* Begin PASSAGE SHOWN *

Police even stop people who unequivocally appear as tourists
from meandering beyond El Caminito, warning, as happened
to some acquaintances of mine, that if they proceeded further
they would be assaulted for sure (“Si vos vas más
allá, te asaltarán, pero seguro”).
 |
El
Abasto
(larger version below)
|
Lastly,
in El Once, there is the greatest mix of fortunes, the
most blur in the sense of constantly intermingled extremes
that actually create a state that is neither boom nor bust
but the blurring that is a genuine hybridity. To summarize
a great deal, this has been the center of Jewish, Arab,
Korean, Taiwanese, Peruvian, Bolivian, Russian, Bosnian,
sub-Saharan African, and Dominican newcomers to Buenos
Aires, with all groups except the first two entering mostly
in the 1990s. It is the site of a gargantuan shopping mall, El
Abasto de Buenos Aires, that has been converted from
the city’s old produce marketplace into a gleaming
and—by any standards—impressive center of high-end
commerce, complete with an indoor amusement park and museum
for children. This project was funded mostly by multibillionaire
George Soros, before he divested entirely from Argentina,
but also proceeded with the aid of city government in an
effort to makeover El Once, adding new housing and hotel
facilities in a bid to upgrade the neighborhood.
This
utter metamorphosis has not occurred. Rather, there is
a striking interspersal of informal economic practices—from
street vendors to prostitution—and the icons of lavish
consumption.

* End PASSAGE SHOWN *

* **TASKS FOR THIS EXERCISE**:
(a) According to the passage on Buenos Aires neighborhoods, which newcomer groups in El Once arrived mostly in the 1990s?
(b) Could you extend the passage on Buenos Aires neighborhoods, picking up right after its last sentence?

* Begin STORED RECORDS *

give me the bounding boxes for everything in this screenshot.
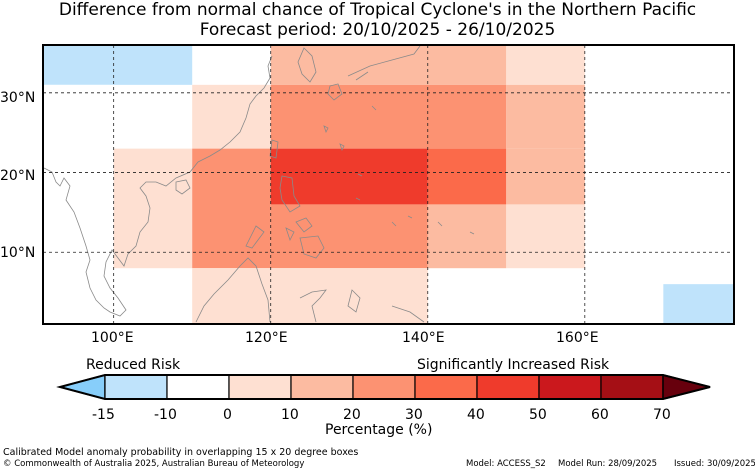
coastline-japan [327, 45, 421, 101]
footer-model-run: Model Run: 28/09/2025 [558, 459, 658, 469]
coastline-taiwan [269, 139, 279, 159]
graticule [43, 45, 734, 324]
cbar-tick: 60 [591, 407, 609, 423]
cbar-tick: -10 [154, 407, 177, 423]
lat-label-10: 10°N [0, 245, 36, 261]
anomaly-cell [192, 148, 271, 269]
coastline-luzon [279, 175, 301, 213]
anomaly-cell [427, 204, 507, 269]
colorbar-bin [600, 374, 664, 400]
lon-label-160: 160°E [556, 330, 599, 346]
colorbar-bin [476, 374, 540, 400]
anomaly-cell [506, 45, 585, 85]
coastline-palawan [245, 225, 265, 249]
colorbar-bin [166, 374, 230, 400]
coastline-sulawesi [299, 289, 327, 323]
chart-title: Difference from normal chance of Tropica… [58, 0, 697, 20]
lat-label-20: 20°N [0, 168, 36, 184]
lat-label-30: 30°N [0, 90, 36, 106]
colorbar-outline [56, 374, 711, 400]
anomaly-cell [270, 204, 428, 269]
anomaly-cell [506, 204, 585, 269]
footer-description: Calibrated Model anomaly probability in … [3, 447, 359, 458]
coastline-korea [297, 47, 317, 83]
colorbar-bin [352, 374, 416, 400]
colorbar-bin [414, 374, 478, 400]
coastline-halmahera [347, 289, 425, 323]
lon-label-120: 120°E [245, 330, 288, 346]
anomaly-cell [192, 84, 271, 149]
coastline-mindanao [299, 235, 325, 259]
coastline-islands [323, 105, 475, 235]
legend-increased-risk: Significantly Increased Risk [417, 357, 610, 373]
coastlines [43, 45, 475, 323]
colorbar-bin [290, 374, 354, 400]
footer-copyright: © Commonwealth of Australia 2025, Austra… [3, 459, 305, 469]
anomaly-cell [506, 148, 585, 205]
anomaly-cell [270, 84, 507, 149]
coastline-hainan [175, 179, 191, 195]
map-frame [42, 44, 735, 325]
coastline-visayas [285, 217, 313, 242]
anomaly-cell [663, 228, 734, 269]
anomaly-cells [43, 45, 734, 324]
anomaly-cell [43, 45, 193, 85]
cbar-tick: 20 [343, 407, 361, 423]
colorbar-under-arrow [57, 374, 106, 400]
footer-issued: Issued: 30/09/2025 [674, 459, 755, 469]
anomaly-cell [270, 148, 428, 205]
legend-reduced-risk: Reduced Risk [86, 357, 181, 373]
anomaly-cell [192, 268, 428, 324]
cbar-tick: 40 [467, 407, 485, 423]
anomaly-cell [113, 148, 193, 269]
colorbar-bin [538, 374, 602, 400]
forecast-period: Forecast period: 20/10/2025 - 26/10/2025 [199, 20, 556, 40]
cbar-tick: 10 [281, 407, 299, 423]
colorbar-bin [104, 374, 168, 400]
lon-label-140: 140°E [402, 330, 445, 346]
cbar-tick: -15 [92, 407, 115, 423]
coastline-borneo [195, 257, 271, 323]
anomaly-cell [427, 148, 507, 205]
cbar-tick: 70 [653, 407, 671, 423]
colorbar-axis-label: Percentage (%) [325, 422, 433, 438]
cbar-tick: 50 [529, 407, 547, 423]
anomaly-cell [584, 284, 664, 324]
cbar-tick: 0 [223, 407, 232, 423]
colorbar-bin [228, 374, 292, 400]
lon-label-100: 100°E [91, 330, 134, 346]
anomaly-cell [270, 45, 507, 85]
footer-model: Model: ACCESS_S2 [466, 459, 546, 469]
colorbar [56, 374, 711, 400]
coastline-asia [43, 55, 273, 317]
anomaly-cell [663, 284, 734, 324]
cbar-tick: 30 [405, 407, 423, 423]
anomaly-cell [506, 84, 585, 149]
colorbar-over-arrow [662, 374, 711, 400]
anomaly-cell [663, 45, 734, 149]
anomaly-cell [43, 84, 114, 149]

* End STORED RECORDS *

* **RESULTS FOR EACH TASK**:
(a) Korean, Taiwanese, Peruvian, Bolivian, Russian, Bosnian, sub-Saharan African, and Dominican newcomers.

(b)
In
addition to determining my sites of research, I began a
first round of pilot interviews, all focused on the boom
site of Puerto Madero, where finding interviewees and establishing
trust was the easiest due to shared experiences and class
backgrounds between myself and the interviewees. I was
able to complete 10 detailed, lengthy interviews with people
who either lived or worked in Puerto Madero/Catalinas,
inquiring about the economic repercussions of both long-term
structural adjustment and the ongoing current crisis. My
focus was on economic practices of production and consumption,
and how these blend into most other realms of life—social,
political, and cultural. However, there was also much attention
paid to the spatial effects, or what amounted to, in a
sense, a remapping of the lives and experiences of these
people: where they went, what they did there, and why (as
in, where was safe, where was not). I chose, at this point,
to maximize my time through specialization with this group,
but plan to cast a much wider net upon my eventual return
to Buenos Aires in order to cultivate confidence with a
broad and diverse set of potential interviewees in all
three of my research sites.
When
I return to Buenos Aires, I will need to have narrowed
my questioning further. I also need to specify exactly
the avenues that I will pursue for procuring more interviewees—either
through political organizations, or workplaces, or public
spaces as an initial start, and then snowball or random
sampling, which will depend on the different types of populations
I ultimately define as salient to my study of shifting
economic practices, and their effects, in these spaces
of boom, bust, and blur.
Appendix: Additional Photographs of Research Sites
(all by Ryan Centner)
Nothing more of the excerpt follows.